Problem to solve:
From the listing below, pull out all lines with "title" in them.

═══ Exercise material

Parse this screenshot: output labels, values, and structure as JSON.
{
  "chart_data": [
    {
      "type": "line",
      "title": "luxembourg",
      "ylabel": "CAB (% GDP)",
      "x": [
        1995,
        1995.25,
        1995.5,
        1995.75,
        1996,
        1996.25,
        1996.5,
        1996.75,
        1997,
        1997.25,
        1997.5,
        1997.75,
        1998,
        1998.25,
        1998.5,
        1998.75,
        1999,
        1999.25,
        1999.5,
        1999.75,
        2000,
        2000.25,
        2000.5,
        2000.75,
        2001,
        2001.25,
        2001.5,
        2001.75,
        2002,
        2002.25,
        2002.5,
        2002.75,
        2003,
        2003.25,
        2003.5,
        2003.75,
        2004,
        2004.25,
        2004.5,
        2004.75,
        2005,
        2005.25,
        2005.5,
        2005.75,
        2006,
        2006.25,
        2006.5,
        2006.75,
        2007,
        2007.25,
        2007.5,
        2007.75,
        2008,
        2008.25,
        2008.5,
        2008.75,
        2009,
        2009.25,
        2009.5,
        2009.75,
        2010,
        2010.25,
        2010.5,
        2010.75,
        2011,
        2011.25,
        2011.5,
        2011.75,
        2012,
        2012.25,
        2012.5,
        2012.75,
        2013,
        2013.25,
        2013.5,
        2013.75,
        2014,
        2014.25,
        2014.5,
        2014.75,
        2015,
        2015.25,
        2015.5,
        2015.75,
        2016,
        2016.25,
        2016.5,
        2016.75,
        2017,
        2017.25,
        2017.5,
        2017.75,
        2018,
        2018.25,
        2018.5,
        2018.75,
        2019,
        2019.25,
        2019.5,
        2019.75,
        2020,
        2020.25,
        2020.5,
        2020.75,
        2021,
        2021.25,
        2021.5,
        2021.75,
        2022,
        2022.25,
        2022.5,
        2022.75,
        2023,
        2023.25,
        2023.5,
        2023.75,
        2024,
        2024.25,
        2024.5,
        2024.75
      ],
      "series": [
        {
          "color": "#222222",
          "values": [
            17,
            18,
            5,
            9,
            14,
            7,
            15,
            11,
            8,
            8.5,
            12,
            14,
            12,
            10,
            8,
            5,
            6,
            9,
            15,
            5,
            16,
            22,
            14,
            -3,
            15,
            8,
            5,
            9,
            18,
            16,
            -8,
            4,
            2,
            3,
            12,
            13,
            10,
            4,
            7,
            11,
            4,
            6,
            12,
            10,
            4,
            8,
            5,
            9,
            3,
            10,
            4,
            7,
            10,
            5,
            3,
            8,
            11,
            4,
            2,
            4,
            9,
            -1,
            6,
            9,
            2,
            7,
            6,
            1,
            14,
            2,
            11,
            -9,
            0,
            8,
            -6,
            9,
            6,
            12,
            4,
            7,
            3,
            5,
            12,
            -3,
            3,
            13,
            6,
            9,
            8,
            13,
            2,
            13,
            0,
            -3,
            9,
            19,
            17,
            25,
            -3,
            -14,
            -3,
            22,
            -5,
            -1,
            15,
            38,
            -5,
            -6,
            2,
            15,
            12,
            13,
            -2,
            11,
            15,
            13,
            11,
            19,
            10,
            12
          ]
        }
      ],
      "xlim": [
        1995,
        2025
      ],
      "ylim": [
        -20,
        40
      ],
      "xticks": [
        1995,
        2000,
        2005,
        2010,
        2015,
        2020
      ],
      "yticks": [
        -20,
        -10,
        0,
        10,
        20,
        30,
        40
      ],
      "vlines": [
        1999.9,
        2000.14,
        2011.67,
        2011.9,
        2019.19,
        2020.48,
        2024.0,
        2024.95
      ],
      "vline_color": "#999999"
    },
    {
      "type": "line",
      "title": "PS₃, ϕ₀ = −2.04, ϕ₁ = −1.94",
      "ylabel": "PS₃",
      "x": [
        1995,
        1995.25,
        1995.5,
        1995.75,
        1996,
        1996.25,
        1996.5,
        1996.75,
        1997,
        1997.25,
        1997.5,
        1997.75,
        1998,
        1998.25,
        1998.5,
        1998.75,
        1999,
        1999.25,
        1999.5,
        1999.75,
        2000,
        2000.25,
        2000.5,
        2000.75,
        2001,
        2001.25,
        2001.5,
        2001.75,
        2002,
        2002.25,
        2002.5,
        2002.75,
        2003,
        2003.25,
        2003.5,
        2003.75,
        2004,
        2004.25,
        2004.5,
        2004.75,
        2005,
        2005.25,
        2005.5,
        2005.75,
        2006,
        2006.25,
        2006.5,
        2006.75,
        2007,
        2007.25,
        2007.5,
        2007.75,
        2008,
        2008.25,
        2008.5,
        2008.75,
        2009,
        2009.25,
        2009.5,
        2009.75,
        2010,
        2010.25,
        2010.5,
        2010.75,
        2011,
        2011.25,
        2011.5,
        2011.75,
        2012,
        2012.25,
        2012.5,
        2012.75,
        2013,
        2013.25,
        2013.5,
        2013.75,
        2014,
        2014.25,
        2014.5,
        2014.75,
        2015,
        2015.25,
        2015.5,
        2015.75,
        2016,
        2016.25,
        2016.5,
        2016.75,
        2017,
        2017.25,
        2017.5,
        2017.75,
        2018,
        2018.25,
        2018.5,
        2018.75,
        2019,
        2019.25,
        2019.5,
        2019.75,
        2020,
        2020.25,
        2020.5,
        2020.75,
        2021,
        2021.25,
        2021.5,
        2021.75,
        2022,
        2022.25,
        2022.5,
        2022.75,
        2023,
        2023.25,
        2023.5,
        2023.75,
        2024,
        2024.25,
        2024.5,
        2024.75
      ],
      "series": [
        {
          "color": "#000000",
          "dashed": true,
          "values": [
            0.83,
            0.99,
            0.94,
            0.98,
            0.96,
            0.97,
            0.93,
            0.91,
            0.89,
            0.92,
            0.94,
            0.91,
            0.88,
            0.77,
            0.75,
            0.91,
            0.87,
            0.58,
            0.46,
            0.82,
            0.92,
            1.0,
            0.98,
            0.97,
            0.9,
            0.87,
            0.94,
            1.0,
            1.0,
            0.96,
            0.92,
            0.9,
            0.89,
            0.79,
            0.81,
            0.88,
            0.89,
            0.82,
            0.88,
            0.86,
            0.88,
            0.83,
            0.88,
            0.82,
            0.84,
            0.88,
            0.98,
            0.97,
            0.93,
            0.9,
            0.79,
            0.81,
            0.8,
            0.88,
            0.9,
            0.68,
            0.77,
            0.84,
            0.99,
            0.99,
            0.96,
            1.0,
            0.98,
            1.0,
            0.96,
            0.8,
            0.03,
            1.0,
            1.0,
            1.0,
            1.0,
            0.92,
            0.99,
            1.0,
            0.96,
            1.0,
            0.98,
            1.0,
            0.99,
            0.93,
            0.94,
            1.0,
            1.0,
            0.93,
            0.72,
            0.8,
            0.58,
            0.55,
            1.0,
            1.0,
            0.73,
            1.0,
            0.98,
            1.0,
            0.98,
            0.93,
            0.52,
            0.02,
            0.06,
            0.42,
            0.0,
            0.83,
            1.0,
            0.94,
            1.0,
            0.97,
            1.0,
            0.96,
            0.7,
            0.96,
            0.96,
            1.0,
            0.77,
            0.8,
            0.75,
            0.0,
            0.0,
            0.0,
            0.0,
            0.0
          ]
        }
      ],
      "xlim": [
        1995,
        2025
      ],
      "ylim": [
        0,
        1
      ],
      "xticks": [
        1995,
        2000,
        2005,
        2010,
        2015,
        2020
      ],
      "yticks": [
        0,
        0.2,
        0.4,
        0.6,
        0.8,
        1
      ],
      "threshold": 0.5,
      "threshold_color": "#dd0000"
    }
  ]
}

══════

Answer to the task:
      "title": "luxembourg",
      "title": "PS₃, ϕ₀ = −2.04, ϕ₁ = −1.94",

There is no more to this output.